■ Goal
In the listing below, how many lines contain the word "this"? Please respond with the number only.

+++ The data

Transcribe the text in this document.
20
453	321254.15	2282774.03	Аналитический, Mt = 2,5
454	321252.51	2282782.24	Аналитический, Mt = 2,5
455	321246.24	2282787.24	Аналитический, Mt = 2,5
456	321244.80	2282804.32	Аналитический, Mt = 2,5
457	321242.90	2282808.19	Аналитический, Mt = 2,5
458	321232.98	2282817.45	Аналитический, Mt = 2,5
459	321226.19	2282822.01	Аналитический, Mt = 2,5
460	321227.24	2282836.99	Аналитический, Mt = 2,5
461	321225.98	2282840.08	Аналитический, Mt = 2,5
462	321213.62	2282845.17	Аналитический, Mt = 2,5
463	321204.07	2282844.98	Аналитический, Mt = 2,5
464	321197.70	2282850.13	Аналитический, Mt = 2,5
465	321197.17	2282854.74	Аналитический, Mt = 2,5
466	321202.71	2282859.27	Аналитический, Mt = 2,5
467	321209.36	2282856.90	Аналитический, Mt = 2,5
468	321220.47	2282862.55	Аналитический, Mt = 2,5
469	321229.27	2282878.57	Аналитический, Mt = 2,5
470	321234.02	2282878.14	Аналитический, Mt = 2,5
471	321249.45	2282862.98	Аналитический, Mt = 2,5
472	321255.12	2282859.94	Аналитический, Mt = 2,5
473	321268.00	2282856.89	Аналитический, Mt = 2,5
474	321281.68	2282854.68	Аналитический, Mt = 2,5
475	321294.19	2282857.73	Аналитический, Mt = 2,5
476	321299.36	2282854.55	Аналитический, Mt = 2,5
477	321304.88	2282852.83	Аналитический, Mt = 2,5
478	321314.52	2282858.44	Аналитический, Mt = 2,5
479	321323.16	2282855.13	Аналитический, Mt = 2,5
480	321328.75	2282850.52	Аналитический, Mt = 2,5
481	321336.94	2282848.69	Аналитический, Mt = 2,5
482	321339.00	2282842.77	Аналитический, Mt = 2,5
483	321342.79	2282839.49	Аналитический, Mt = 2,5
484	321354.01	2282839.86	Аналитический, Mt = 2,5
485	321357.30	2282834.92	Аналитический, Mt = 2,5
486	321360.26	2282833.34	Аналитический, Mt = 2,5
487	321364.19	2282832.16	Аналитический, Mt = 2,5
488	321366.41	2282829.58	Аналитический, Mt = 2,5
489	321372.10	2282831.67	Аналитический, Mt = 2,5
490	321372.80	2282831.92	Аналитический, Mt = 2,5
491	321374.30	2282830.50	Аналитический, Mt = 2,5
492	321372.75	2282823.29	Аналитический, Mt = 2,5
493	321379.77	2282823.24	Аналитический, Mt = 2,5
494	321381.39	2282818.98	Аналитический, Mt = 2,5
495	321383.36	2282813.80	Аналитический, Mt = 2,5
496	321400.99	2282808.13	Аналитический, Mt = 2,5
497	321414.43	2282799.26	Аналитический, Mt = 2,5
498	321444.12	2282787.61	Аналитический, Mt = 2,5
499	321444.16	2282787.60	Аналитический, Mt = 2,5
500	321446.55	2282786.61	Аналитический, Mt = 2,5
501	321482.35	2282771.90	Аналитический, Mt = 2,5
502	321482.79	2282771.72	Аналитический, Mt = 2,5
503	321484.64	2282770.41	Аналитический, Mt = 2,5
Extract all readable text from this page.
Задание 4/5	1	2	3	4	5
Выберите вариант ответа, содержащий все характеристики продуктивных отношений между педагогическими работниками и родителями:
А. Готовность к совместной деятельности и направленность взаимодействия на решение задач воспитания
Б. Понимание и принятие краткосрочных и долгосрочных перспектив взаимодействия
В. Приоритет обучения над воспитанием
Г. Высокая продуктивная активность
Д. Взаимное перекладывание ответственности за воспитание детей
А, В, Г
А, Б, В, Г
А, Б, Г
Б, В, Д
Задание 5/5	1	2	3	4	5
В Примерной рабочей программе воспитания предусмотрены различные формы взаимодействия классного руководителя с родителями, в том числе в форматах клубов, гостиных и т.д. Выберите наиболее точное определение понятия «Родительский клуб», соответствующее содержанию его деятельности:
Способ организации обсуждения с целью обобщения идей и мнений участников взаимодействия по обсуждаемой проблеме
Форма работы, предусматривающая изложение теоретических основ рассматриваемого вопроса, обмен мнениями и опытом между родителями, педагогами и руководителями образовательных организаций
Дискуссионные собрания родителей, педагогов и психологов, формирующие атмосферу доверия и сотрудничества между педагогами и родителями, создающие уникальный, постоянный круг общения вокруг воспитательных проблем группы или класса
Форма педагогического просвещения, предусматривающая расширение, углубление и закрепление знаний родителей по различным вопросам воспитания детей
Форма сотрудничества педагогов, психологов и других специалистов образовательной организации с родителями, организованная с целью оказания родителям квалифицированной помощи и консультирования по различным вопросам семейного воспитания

++++++

■ Reply
2